Facing The Divine: A Brilliant Testament To An Extraordinary Poet

The great triumph of Jamila Hashmi's neglected novel is the passionate lyricism and deep poetic sensibility with which she captures the life, times and mystical quest of the great 19th-century Persian poet Qurat-ul-Ain Tahira

Facing The Divine: A Brilliant Testament To An Extraordinary Poet

What distinguishes heresy from faith, apostasy from honest belief, infidelity from religious ardour, and blasphemy from true awakening? How does it feel to undergo an intense mystical experience or a deep spiritual crisis that persuades one to cast off long-held beliefs and relinquish the comforting solace of home and hearth? Is the capacity to look beyond what is invisible to all, to be extraordinary and deeply insightful, a blessing or a curse? What is this passionate, overwhelming desire that some of us have always had to gaze upon Divinity - face to face?

The great triumph of Jamila Hashmi's neglected novel is the passionate lyricism and deep poetic sensibility with which she captures the life, times and mystical quest of the great 19th-century Persian poet Qurat-ul-Ain Tahira. This is a book to be savoured for its masterly use of language as well as intricate assessment of the religious, political, theological and spiritual movements and contestations of Tahira's epoch. Tahira is a poet of great and distinctive beauty and pathos and time and again her haunting Persian verse is skilfully employed by Hashmi to weave the story of her early life, her spiritual anguish, her mystical experiments, and then her pivotal association with the 19th century religion Babism. Babism drew on the Shaykhism movement in 19th century Iran and was founded by a young and charismatic merchant called Ali Muhammad from Shiraz who claimed prophethood. As in her magnum opus Dasht-e-Soos on the life and times of Mansoor Hallaj, Hashmi displays astounding knowledge of Islamic history and the various sects, fissures, schisms and contestations over the centuries. Her approach to Babism is not dogmatically castigatory; instead, she treats it as an outcome of the growing social discontent with the state of affairs in mid-nineteenth century Iran, a desire to claim religious ascendence by Persians, and the intense speculation about the arrival of Imam Mehdi that was rife at the times. Her literary virtuosity, penchant for history and masterly capturing of complex and controversial historical figures make Hashmi one of our foremost historical fiction writers.

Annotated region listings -
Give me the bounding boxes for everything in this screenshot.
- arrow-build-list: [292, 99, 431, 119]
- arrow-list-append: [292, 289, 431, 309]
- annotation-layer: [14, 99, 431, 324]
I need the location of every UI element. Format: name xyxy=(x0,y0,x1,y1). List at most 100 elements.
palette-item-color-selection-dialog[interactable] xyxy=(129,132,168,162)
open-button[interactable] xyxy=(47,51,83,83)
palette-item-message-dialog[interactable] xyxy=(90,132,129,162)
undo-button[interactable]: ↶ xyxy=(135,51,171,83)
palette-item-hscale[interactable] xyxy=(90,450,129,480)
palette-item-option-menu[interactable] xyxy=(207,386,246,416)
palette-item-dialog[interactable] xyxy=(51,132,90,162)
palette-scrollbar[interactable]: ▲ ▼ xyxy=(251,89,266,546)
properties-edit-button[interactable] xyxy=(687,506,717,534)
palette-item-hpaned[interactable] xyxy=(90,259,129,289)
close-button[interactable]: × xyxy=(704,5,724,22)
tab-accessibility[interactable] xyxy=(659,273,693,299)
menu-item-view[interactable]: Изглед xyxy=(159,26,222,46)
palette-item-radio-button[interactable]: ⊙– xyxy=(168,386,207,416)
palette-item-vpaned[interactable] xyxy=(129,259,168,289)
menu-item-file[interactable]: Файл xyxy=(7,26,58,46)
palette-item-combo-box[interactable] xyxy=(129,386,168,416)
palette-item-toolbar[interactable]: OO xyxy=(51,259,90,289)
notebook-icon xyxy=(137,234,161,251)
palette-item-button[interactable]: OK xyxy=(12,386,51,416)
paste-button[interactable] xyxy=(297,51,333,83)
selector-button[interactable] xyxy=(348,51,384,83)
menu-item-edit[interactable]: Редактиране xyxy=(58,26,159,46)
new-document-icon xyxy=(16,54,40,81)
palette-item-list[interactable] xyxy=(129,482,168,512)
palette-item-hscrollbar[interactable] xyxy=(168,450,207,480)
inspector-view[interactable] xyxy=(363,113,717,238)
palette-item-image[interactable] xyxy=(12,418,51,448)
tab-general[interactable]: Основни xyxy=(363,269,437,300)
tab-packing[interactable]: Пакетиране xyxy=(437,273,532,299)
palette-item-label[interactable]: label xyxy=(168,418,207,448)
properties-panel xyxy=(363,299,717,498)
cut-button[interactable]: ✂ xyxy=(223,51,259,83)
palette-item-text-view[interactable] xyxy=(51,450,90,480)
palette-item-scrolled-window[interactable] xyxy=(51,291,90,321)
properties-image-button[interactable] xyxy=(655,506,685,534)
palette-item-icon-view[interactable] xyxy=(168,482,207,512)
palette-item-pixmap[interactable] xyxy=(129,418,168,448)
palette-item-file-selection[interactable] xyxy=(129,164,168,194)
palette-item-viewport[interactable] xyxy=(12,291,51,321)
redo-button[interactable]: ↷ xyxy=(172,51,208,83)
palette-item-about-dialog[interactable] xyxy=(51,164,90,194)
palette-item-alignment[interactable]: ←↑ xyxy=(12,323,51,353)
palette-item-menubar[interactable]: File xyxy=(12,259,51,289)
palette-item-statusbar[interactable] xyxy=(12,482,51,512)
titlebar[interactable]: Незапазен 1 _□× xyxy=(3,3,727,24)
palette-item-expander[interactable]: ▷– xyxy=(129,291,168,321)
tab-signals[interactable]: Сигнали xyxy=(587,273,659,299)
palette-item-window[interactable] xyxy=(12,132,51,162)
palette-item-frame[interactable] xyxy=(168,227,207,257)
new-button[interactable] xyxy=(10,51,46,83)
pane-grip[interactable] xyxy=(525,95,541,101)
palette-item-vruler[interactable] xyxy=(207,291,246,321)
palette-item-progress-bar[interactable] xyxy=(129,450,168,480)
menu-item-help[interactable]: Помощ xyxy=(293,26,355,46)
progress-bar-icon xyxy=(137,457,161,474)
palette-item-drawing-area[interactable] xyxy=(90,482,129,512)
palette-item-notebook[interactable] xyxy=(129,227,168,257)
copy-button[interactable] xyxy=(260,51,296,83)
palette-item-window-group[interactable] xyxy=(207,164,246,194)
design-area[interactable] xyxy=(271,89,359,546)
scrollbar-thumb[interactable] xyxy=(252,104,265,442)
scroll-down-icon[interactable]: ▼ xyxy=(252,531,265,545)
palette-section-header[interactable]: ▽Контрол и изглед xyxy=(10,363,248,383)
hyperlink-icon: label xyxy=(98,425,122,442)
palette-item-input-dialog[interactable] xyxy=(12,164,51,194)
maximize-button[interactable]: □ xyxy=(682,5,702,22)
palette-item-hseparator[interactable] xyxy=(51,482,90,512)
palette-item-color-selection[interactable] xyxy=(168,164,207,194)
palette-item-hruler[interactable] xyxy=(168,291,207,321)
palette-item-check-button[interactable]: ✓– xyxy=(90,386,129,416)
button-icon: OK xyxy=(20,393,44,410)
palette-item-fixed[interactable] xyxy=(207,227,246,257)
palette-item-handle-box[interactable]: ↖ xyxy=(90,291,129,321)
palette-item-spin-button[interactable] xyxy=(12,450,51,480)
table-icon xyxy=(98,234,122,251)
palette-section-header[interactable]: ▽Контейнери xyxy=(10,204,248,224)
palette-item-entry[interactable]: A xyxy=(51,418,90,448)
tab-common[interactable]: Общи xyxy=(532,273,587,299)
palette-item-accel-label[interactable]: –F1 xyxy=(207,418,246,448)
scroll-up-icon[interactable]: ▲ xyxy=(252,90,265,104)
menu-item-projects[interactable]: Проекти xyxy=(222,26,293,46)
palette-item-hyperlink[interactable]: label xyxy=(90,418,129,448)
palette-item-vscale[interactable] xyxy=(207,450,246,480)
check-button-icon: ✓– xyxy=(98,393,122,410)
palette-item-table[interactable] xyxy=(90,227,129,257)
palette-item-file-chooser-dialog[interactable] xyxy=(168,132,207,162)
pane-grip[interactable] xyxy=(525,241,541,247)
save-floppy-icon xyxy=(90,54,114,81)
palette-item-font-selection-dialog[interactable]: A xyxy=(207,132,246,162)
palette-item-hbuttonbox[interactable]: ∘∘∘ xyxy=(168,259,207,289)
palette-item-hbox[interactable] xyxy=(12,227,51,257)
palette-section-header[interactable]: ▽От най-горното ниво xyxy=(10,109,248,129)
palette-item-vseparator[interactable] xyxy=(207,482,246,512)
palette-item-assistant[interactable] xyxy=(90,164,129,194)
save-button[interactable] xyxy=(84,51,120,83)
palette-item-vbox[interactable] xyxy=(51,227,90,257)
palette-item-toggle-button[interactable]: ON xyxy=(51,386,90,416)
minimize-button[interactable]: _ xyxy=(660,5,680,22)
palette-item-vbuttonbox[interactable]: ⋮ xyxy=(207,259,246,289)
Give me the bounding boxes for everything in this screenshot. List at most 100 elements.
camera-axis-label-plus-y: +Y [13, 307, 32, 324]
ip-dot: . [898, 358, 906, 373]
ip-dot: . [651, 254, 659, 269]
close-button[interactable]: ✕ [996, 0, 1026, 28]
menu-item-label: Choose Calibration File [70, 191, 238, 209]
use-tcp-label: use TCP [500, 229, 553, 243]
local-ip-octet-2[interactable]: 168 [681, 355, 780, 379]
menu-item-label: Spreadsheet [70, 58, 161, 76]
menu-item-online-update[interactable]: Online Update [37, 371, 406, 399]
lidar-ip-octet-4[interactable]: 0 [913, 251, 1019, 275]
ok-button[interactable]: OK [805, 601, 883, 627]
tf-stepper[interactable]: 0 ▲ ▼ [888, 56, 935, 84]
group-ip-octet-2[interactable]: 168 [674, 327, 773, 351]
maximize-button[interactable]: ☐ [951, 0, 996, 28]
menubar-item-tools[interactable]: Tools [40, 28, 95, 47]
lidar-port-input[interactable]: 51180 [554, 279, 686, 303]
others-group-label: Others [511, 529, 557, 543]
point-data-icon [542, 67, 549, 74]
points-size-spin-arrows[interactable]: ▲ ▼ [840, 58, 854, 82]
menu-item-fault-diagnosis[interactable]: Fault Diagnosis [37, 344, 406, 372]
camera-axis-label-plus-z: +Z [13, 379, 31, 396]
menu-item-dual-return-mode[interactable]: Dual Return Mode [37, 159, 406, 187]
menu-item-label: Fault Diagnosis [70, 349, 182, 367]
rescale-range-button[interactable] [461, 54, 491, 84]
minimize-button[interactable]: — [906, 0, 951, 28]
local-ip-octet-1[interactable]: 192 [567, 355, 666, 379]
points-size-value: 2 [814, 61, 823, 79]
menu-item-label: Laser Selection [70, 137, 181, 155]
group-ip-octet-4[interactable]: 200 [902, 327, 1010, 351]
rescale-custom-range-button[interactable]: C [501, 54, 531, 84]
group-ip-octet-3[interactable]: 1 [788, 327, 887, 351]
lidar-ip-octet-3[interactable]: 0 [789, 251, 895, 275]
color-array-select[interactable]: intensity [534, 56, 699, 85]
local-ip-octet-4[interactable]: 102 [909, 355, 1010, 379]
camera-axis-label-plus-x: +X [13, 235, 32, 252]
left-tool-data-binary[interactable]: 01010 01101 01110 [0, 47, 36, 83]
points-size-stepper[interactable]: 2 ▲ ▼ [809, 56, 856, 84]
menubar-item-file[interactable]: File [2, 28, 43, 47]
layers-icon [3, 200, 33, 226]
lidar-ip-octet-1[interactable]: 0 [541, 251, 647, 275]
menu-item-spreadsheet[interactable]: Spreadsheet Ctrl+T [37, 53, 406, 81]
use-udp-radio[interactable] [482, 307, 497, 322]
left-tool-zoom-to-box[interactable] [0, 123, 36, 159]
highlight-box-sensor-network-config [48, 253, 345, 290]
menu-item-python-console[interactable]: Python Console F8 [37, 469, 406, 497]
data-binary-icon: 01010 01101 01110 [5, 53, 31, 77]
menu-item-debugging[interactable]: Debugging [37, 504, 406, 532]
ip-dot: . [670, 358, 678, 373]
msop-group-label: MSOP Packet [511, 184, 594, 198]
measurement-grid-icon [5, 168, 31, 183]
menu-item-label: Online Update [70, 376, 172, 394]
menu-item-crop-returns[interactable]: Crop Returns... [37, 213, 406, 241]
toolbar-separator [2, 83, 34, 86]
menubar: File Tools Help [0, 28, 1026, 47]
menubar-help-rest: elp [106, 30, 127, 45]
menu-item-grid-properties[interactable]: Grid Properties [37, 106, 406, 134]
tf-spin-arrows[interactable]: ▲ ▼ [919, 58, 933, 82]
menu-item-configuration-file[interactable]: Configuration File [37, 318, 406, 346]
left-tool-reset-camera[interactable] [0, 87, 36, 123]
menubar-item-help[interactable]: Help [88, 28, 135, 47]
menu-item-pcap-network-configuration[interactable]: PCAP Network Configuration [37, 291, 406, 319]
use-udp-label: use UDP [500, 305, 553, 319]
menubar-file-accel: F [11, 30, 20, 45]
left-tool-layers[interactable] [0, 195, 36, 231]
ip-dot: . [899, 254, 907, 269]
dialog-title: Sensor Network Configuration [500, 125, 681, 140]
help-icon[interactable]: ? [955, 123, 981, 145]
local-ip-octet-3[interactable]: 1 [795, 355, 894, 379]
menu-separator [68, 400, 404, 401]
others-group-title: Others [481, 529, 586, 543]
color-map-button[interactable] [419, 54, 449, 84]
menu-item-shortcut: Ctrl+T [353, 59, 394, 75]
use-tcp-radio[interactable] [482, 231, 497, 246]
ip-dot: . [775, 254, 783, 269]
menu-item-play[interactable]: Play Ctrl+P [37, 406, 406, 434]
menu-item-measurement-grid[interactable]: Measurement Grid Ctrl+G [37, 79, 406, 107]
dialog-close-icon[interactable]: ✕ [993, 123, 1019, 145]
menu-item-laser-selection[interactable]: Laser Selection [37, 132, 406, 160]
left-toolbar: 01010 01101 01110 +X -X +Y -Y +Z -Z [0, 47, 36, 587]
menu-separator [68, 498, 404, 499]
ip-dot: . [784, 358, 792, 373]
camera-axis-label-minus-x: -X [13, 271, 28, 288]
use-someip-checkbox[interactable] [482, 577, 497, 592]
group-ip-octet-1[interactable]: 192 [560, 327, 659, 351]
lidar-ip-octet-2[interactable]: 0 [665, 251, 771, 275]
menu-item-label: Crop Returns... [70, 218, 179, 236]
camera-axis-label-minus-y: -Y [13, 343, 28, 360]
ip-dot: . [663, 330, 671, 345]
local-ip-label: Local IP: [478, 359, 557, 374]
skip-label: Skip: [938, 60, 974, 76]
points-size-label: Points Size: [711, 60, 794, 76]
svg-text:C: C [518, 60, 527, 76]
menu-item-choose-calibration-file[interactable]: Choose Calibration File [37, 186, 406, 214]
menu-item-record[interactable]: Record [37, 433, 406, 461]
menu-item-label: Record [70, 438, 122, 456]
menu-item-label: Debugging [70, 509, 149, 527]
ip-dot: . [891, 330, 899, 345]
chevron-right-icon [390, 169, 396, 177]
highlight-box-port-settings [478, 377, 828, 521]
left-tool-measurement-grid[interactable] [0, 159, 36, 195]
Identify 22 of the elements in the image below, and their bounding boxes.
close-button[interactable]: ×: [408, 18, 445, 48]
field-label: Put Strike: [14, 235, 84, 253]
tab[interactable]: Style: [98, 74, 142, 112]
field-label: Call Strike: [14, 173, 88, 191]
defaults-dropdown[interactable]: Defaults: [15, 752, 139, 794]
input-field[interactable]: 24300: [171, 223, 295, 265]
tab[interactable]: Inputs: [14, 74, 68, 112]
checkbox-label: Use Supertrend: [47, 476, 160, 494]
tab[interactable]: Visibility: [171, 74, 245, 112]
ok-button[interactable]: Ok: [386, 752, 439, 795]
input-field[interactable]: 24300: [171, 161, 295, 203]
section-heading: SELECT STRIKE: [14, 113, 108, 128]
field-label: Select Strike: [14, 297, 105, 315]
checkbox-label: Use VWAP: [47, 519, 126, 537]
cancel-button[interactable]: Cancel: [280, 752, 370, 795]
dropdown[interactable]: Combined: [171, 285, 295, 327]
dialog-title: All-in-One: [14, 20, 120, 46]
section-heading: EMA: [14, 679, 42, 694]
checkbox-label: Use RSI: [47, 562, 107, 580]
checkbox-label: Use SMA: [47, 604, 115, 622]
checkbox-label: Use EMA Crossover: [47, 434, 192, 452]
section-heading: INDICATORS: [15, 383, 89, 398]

Exercise set -
A. Please list the three factors through which the book review says Hashmi treats Babism as an outcome.
B. According to the book review, who founded Babism?
C. Update the book review from "What distinguishes heresy" to "face to face?", changing "ardour" to "zeal".

Results -
A.
- The growing social discontent with the state of affairs in mid-nineteenth century Iran
- A desire to claim religious ascendence by Persians
- The intense speculation about the arrival of Imam Mehdi that was rife at the times

B. A young and charismatic merchant called Ali Muhammad from Shiraz, who claimed prophethood.

C.
What distinguishes heresy from faith, apostasy from honest belief, infidelity from religious zeal, and blasphemy from true awakening? How does it feel to undergo an intense mystical experience or a deep spiritual crisis that persuades one to cast off long-held beliefs and relinquish the comforting solace of home and hearth? Is the capacity to look beyond what is invisible to all, to be extraordinary and deeply insightful, a blessing or a curse? What is this passionate, overwhelming desire that some of us have always had to gaze upon Divinity - face to face?